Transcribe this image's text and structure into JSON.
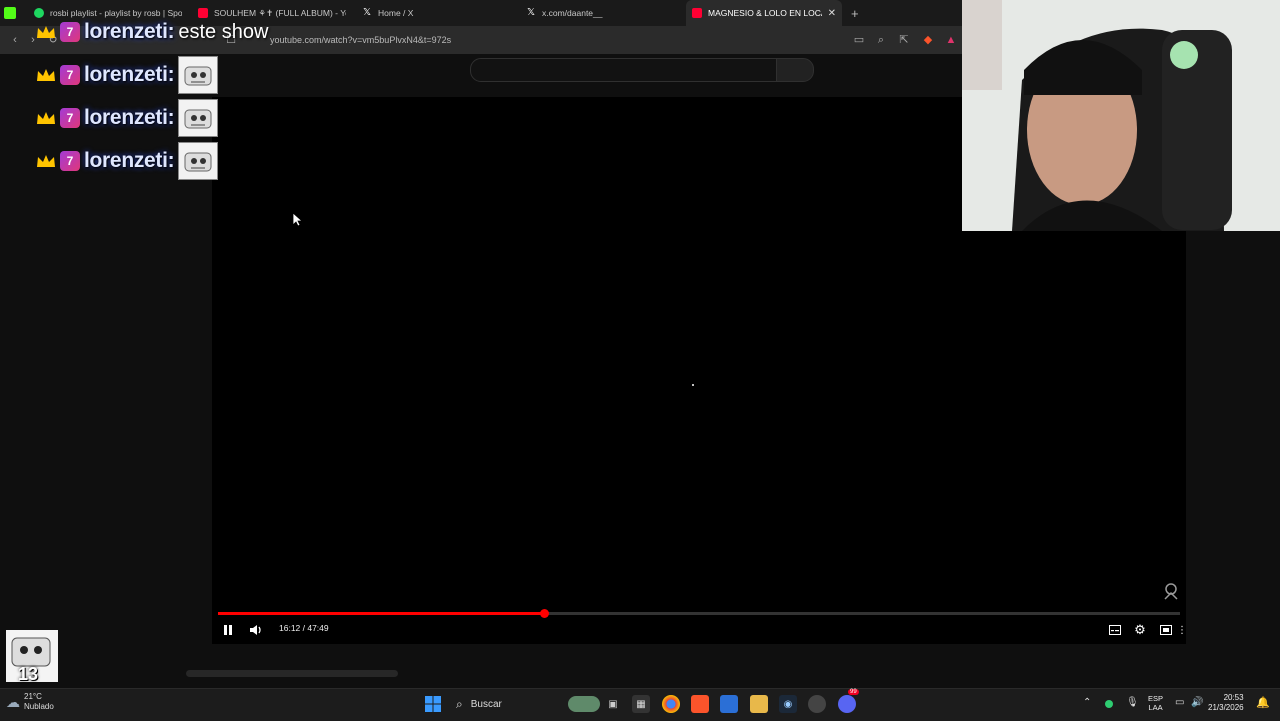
{
  "browser": {
    "tabs": [
      {
        "label": "",
        "icon": "kick-icon",
        "color": "#53fc18"
      },
      {
        "label": "rosbi playlist - playlist by rosb | Spoti",
        "icon": "spotify-icon",
        "color": "#1ed760"
      },
      {
        "label": "SOULHEM ⚘✝ (FULL ALBUM) - YouT",
        "icon": "youtube-icon",
        "color": "#ff0033"
      },
      {
        "label": "Home / X",
        "icon": "x-icon",
        "color": "#ffffff"
      },
      {
        "label": "x.com/daante__",
        "icon": "x-icon",
        "color": "#ffffff"
      },
      {
        "label": "MAGNESIO & LOLO EN LOCAL S",
        "icon": "youtube-icon",
        "color": "#ff0033"
      }
    ],
    "new_tab_label": "+",
    "url": "youtube.com/watch?v=vm5buPlvxN4&t=972s"
  },
  "player": {
    "time_current": "16:12",
    "time_total": "47:49",
    "time_display": "16:12 / 47:49",
    "progress_fraction": 0.3388,
    "accent_color": "#ff0000"
  },
  "chat": {
    "messages": [
      {
        "username": "lorenzeti:",
        "text": "este show"
      },
      {
        "username": "lorenzeti:",
        "text": ""
      },
      {
        "username": "lorenzeti:",
        "text": ""
      },
      {
        "username": "lorenzeti:",
        "text": ""
      }
    ],
    "badge_label": "7"
  },
  "corner_emote": {
    "label": "13"
  },
  "taskbar": {
    "weather_temp": "21°C",
    "weather_desc": "Nublado",
    "search_placeholder": "Buscar",
    "lang_top": "ESP",
    "lang_bottom": "LAA",
    "time": "20:53",
    "date": "21/3/2026",
    "discord_badge": "99"
  }
}
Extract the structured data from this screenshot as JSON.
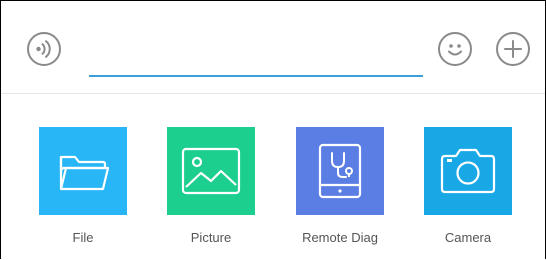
{
  "input_bar": {
    "voice_button_icon": "voice-icon",
    "text_input_value": "",
    "emoji_button_icon": "smiley-icon",
    "plus_button_icon": "plus-icon",
    "accent_color": "#3aa0d6"
  },
  "attachments": [
    {
      "label": "File",
      "icon": "folder-icon",
      "color": "#29b6f6"
    },
    {
      "label": "Picture",
      "icon": "image-icon",
      "color": "#1ccf8f"
    },
    {
      "label": "Remote Diag",
      "icon": "stethoscope-tablet-icon",
      "color": "#5b7ee5"
    },
    {
      "label": "Camera",
      "icon": "camera-icon",
      "color": "#18a8e6"
    }
  ]
}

|---|

■ WHAT TO PRODUCE
Repeat the listing in full and exactly. Leave any pictures out.

■ OUTPUT FOR THIS TASK
Transcribe this image's text and structure into JSON.
{
  "browser": {
    "tabs": [
      {
        "label": "",
        "icon": "kick-icon",
        "color": "#53fc18"
      },
      {
        "label": "rosbi playlist - playlist by rosb | Spoti",
        "icon": "spotify-icon",
        "color": "#1ed760"
      },
      {
        "label": "SOULHEM ⚘✝ (FULL ALBUM) - YouT",
        "icon": "youtube-icon",
        "color": "#ff0033"
      },
      {
        "label": "Home / X",
        "icon": "x-icon",
        "color": "#ffffff"
      },
      {
        "label": "x.com/daante__",
        "icon": "x-icon",
        "color": "#ffffff"
      },
      {
        "label": "MAGNESIO & LOLO EN LOCAL S",
        "icon": "youtube-icon",
        "color": "#ff0033"
      }
    ],
    "new_tab_label": "+",
    "url": "youtube.com/watch?v=vm5buPlvxN4&t=972s"
  },
  "player": {
    "time_current": "16:12",
    "time_total": "47:49",
    "time_display": "16:12 / 47:49",
    "progress_fraction": 0.3388,
    "accent_color": "#ff0000"
  },
  "chat": {
    "messages": [
      {
        "username": "lorenzeti:",
        "text": "este show"
      },
      {
        "username": "lorenzeti:",
        "text": ""
      },
      {
        "username": "lorenzeti:",
        "text": ""
      },
      {
        "username": "lorenzeti:",
        "text": ""
      }
    ],
    "badge_label": "7"
  },
  "corner_emote": {
    "label": "13"
  },
  "taskbar": {
    "weather_temp": "21°C",
    "weather_desc": "Nublado",
    "search_placeholder": "Buscar",
    "lang_top": "ESP",
    "lang_bottom": "LAA",
    "time": "20:53",
    "date": "21/3/2026",
    "discord_badge": "99"
  }
}
Extract the structured data from this screenshot as JSON.
{
  "input_bar": {
    "voice_button_icon": "voice-icon",
    "text_input_value": "",
    "emoji_button_icon": "smiley-icon",
    "plus_button_icon": "plus-icon",
    "accent_color": "#3aa0d6"
  },
  "attachments": [
    {
      "label": "File",
      "icon": "folder-icon",
      "color": "#29b6f6"
    },
    {
      "label": "Picture",
      "icon": "image-icon",
      "color": "#1ccf8f"
    },
    {
      "label": "Remote Diag",
      "icon": "stethoscope-tablet-icon",
      "color": "#5b7ee5"
    },
    {
      "label": "Camera",
      "icon": "camera-icon",
      "color": "#18a8e6"
    }
  ]
}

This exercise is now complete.